* _Data section_:
:::::
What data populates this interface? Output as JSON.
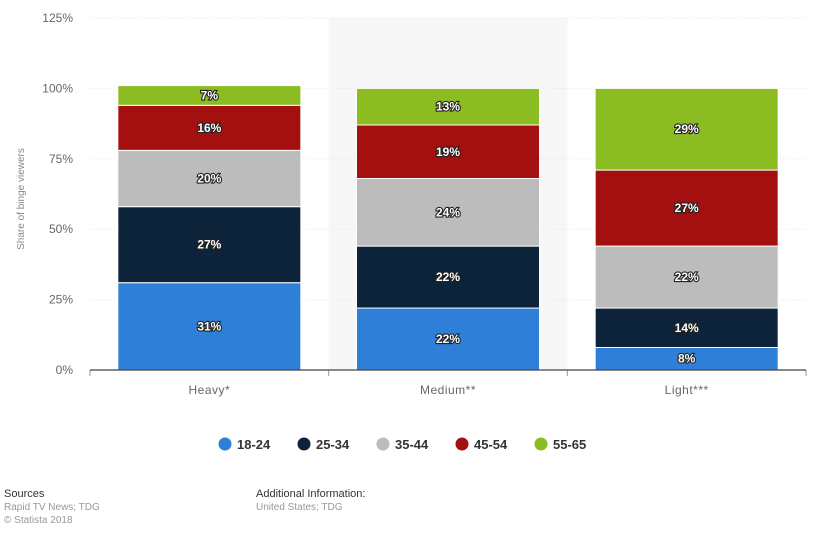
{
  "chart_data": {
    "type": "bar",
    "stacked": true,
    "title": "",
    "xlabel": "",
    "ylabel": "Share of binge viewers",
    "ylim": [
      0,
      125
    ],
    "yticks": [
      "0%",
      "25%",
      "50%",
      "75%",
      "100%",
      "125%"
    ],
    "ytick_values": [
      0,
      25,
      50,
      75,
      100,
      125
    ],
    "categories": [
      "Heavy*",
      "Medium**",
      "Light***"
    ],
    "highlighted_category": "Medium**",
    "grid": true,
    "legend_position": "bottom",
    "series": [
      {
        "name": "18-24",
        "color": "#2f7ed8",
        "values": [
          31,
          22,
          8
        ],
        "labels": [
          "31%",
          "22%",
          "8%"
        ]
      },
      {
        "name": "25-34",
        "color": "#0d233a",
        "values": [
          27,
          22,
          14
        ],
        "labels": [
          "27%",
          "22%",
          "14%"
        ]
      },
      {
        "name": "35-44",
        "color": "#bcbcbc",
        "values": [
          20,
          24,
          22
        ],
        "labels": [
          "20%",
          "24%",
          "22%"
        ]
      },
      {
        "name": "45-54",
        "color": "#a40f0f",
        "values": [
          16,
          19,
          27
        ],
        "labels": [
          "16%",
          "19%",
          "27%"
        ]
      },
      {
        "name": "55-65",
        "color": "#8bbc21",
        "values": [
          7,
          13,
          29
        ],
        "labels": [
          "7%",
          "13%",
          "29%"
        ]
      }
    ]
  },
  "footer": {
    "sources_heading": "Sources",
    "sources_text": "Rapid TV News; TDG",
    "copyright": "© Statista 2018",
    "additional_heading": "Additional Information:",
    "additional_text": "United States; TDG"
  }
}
:::::
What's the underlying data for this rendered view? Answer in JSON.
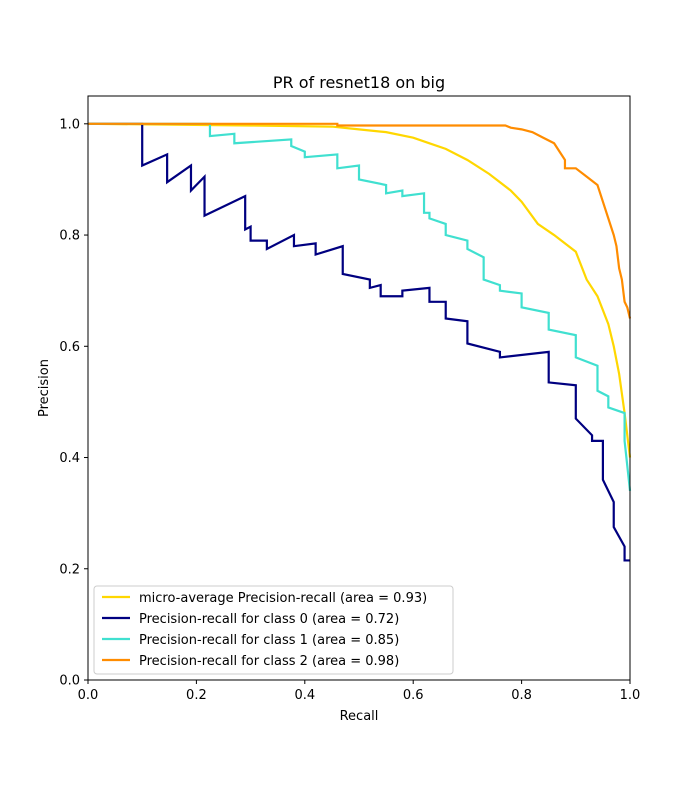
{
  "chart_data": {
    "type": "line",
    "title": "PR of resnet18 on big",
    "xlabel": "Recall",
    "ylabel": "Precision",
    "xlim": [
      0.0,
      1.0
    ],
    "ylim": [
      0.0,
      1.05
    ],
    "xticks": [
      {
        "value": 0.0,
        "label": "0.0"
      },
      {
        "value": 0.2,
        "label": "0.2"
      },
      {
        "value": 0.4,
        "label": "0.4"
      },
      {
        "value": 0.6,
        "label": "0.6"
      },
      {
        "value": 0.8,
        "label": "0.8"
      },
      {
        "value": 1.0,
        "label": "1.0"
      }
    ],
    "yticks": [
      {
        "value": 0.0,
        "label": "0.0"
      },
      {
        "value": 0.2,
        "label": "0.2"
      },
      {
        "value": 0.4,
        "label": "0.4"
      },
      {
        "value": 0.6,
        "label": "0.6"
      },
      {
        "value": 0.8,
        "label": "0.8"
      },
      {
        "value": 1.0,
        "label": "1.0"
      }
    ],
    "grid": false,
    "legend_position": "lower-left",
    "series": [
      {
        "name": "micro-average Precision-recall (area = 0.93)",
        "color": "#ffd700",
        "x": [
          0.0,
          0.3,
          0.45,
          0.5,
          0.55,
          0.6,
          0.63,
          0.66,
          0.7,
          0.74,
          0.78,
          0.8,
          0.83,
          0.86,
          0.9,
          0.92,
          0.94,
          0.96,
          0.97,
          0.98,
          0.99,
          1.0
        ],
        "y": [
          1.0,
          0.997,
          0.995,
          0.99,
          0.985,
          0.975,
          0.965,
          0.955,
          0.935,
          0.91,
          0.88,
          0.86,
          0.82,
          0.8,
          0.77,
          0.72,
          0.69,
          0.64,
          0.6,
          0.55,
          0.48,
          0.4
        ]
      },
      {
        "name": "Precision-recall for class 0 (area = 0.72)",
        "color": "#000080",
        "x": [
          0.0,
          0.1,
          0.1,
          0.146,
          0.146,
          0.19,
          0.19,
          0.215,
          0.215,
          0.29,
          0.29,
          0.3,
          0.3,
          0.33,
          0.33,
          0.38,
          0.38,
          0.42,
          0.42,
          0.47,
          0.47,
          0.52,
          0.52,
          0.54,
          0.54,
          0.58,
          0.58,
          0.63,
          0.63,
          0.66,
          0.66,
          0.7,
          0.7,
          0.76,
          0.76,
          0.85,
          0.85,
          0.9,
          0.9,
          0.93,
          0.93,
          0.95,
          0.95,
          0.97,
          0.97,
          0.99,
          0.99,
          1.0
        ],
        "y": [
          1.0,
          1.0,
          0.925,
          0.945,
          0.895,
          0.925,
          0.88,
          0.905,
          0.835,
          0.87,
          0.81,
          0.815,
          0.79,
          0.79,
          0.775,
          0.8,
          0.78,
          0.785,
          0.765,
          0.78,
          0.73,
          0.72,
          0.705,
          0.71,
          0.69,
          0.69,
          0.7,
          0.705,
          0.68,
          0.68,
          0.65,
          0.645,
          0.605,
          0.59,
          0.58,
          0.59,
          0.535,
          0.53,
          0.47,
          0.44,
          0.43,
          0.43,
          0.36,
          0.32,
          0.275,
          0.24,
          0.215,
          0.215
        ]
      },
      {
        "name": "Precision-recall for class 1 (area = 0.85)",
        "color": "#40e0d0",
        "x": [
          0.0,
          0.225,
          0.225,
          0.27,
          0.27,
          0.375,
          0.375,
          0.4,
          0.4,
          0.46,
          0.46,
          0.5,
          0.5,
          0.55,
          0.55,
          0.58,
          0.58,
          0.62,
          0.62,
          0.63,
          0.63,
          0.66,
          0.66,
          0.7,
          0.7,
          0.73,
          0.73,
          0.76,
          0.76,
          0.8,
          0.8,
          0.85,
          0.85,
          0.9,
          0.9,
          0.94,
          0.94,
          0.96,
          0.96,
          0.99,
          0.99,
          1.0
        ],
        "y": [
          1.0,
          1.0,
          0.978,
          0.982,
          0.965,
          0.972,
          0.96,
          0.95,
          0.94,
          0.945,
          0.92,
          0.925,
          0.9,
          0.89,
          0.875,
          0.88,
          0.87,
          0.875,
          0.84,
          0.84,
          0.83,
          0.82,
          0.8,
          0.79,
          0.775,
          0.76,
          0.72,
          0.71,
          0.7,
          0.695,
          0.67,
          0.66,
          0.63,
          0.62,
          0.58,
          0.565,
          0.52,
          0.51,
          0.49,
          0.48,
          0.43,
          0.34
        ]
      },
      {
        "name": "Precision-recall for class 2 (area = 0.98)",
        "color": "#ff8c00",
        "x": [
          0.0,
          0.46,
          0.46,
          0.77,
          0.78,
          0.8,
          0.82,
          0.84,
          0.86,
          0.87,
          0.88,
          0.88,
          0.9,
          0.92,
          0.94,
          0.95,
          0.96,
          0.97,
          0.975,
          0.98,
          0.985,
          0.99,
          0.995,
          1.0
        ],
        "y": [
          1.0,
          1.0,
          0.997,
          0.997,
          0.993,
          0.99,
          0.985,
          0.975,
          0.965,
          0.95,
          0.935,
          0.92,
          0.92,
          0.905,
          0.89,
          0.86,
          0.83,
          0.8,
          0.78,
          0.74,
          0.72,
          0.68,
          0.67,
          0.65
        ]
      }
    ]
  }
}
:::::
* _Exercise prompt_:
Copy every line of the listing where the word "Medium" appears.

* _Written response_:
      "Medium**",
    "highlighted_category": "Medium**",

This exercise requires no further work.